▶ STATED TASK:
Write out the collinear-points solution from the words "Answer: (A), (B)" through the words "products will be 0.", replacing "cross products" with "vector products" wherever it occurs.

▶ PAGE EXCERPT:
** START **

Question

Three points whose position vectors are $\overrightarrow{a}$, $\overrightarrow{b}$, $\overrightarrow{c}$ will be collinear if

• A. $\lambda \overrightarrow{a}+\mu \overrightarrow{b}=(\lambda +\mu )\overrightarrow{c}$
• B. $\overrightarrow{a}\times \overrightarrow{b}+\overrightarrow{b}\times \overrightarrow{c}+\overrightarrow{c}\times \overrightarrow{a}=\overrightarrow{0}$
• C. $\left[\begin{array}{ccc}\overrightarrow{a}& \overrightarrow{b}& \overrightarrow{c}\end{array}\right]=0$
• D. None of these

Answer 1

Answer: (A), (B)

$\lambda \overrightarrow{a}+\mu \overrightarrow{b}=(\lambda +\mu )\overrightarrow{c}$
$\overrightarrow{a}\times \overrightarrow{b}+\overrightarrow{b}\times \overrightarrow{c}+\overrightarrow{c}\times \overrightarrow{a}=\overrightarrow{0}$

If $\overrightarrow{a}$, $\overrightarrow{b}$ and $\overrightarrow{c}$ are collinear vectors, therefore they lie on the same line. Hence they are parallel. Hence there cross products will be 0.
Therefore
$(\overrightarrow{a}\times \overrightarrow{b})=(\overrightarrow{c}\times \overrightarrow{b})=(\overrightarrow{a}\times \overrightarrow{c})=0$
And application of the section formula gives us
$\overrightarrow{c}=\frac{\lambda \overrightarrow{a}+\mu \overrightarrow{b}}{\lambda +\mu }$
Or
$\overrightarrow{c}(\lambda +\mu )=\lambda \overrightarrow{a}+\mu \overrightarrow{b}$

** END **

▶ STORED DATA:
** START **

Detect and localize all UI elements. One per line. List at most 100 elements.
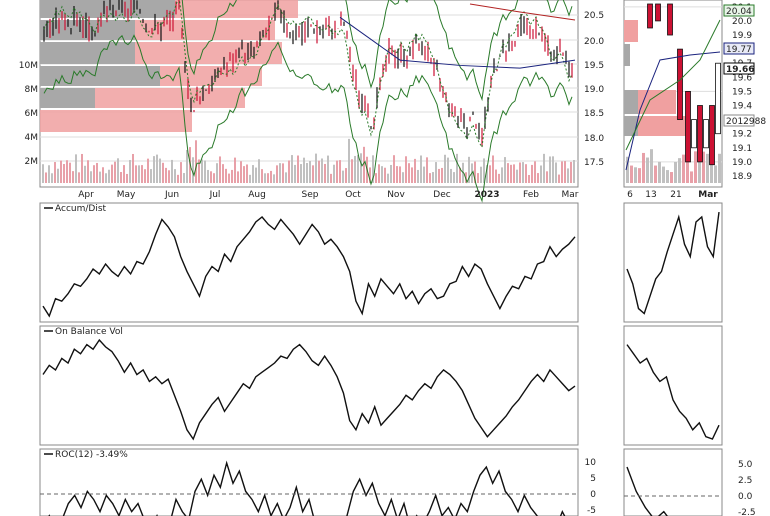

** END **

▶ EXERCISE SOLUTION:
Answer: (A), (B)

$\lambda \overrightarrow{a}+\mu \overrightarrow{b}=(\lambda +\mu )\overrightarrow{c}$
$\overrightarrow{a}\times \overrightarrow{b}+\overrightarrow{b}\times \overrightarrow{c}+\overrightarrow{c}\times \overrightarrow{a}=\overrightarrow{0}$

If $\overrightarrow{a}$, $\overrightarrow{b}$ and $\overrightarrow{c}$ are collinear vectors, therefore they lie on the same line. Hence they are parallel. Hence there vector products will be 0.